Rows from a dataset:
[start]
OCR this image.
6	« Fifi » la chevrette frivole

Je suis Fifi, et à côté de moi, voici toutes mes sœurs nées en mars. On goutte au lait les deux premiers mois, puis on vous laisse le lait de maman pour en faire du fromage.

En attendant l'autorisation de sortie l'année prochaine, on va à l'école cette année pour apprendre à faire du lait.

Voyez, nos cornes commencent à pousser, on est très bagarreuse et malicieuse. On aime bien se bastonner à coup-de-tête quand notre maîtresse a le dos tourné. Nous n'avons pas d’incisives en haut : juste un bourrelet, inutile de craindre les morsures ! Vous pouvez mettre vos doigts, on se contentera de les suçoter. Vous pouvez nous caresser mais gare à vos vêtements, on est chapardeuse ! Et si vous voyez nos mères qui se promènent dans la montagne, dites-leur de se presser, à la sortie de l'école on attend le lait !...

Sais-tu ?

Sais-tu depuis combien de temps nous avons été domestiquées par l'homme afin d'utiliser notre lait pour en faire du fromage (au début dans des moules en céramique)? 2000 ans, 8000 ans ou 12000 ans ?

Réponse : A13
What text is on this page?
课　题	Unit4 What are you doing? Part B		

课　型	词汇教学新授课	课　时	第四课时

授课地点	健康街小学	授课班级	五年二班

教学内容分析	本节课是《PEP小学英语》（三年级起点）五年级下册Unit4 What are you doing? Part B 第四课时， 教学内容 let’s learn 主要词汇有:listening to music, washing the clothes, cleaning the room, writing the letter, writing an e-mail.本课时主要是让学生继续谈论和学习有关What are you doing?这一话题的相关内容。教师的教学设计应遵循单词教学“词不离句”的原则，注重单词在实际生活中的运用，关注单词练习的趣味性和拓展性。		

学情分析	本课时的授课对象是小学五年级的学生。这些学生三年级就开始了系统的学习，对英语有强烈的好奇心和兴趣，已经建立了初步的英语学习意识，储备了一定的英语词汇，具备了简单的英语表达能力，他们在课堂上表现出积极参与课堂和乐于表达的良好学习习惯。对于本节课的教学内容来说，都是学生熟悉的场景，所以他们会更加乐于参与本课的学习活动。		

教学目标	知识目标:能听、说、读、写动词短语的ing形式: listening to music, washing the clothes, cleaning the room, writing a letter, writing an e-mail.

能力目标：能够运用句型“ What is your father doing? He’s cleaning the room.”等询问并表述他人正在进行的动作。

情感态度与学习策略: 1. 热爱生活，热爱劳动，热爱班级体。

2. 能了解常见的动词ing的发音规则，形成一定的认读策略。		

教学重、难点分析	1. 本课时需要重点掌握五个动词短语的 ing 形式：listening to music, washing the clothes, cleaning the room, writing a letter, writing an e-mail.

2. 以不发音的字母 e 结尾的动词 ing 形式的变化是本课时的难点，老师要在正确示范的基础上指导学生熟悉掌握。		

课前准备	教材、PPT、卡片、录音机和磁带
[end]
* REQUEST:
Write out the entries above word for word.

* WRITTEN ANSWER:
OCR this image.
6	« Fifi » la chevrette frivole

Je suis Fifi, et à côté de moi, voici toutes mes sœurs nées en mars. On goutte au lait les deux premiers mois, puis on vous laisse le lait de maman pour en faire du fromage.

En attendant l'autorisation de sortie l'année prochaine, on va à l'école cette année pour apprendre à faire du lait.

Voyez, nos cornes commencent à pousser, on est très bagarreuse et malicieuse. On aime bien se bastonner à coup-de-tête quand notre maîtresse a le dos tourné. Nous n'avons pas d’incisives en haut : juste un bourrelet, inutile de craindre les morsures ! Vous pouvez mettre vos doigts, on se contentera de les suçoter. Vous pouvez nous caresser mais gare à vos vêtements, on est chapardeuse ! Et si vous voyez nos mères qui se promènent dans la montagne, dites-leur de se presser, à la sortie de l'école on attend le lait !...

Sais-tu ?

Sais-tu depuis combien de temps nous avons été domestiquées par l'homme afin d'utiliser notre lait pour en faire du fromage (au début dans des moules en céramique)? 2000 ans, 8000 ans ou 12000 ans ?

Réponse : A13
What text is on this page?
课　题	Unit4 What are you doing? Part B		

课　型	词汇教学新授课	课　时	第四课时

授课地点	健康街小学	授课班级	五年二班

教学内容分析	本节课是《PEP小学英语》（三年级起点）五年级下册Unit4 What are you doing? Part B 第四课时， 教学内容 let’s learn 主要词汇有:listening to music, washing the clothes, cleaning the room, writing the letter, writing an e-mail.本课时主要是让学生继续谈论和学习有关What are you doing?这一话题的相关内容。教师的教学设计应遵循单词教学“词不离句”的原则，注重单词在实际生活中的运用，关注单词练习的趣味性和拓展性。		

学情分析	本课时的授课对象是小学五年级的学生。这些学生三年级就开始了系统的学习，对英语有强烈的好奇心和兴趣，已经建立了初步的英语学习意识，储备了一定的英语词汇，具备了简单的英语表达能力，他们在课堂上表现出积极参与课堂和乐于表达的良好学习习惯。对于本节课的教学内容来说，都是学生熟悉的场景，所以他们会更加乐于参与本课的学习活动。		

教学目标	知识目标:能听、说、读、写动词短语的ing形式: listening to music, washing the clothes, cleaning the room, writing a letter, writing an e-mail.

能力目标：能够运用句型“ What is your father doing? He’s cleaning the room.”等询问并表述他人正在进行的动作。

情感态度与学习策略: 1. 热爱生活，热爱劳动，热爱班级体。

2. 能了解常见的动词ing的发音规则，形成一定的认读策略。		

教学重、难点分析	1. 本课时需要重点掌握五个动词短语的 ing 形式：listening to music, washing the clothes, cleaning the room, writing a letter, writing an e-mail.

2. 以不发音的字母 e 结尾的动词 ing 形式的变化是本课时的难点，老师要在正确示范的基础上指导学生熟悉掌握。		

课前准备	教材、PPT、卡片、录音机和磁带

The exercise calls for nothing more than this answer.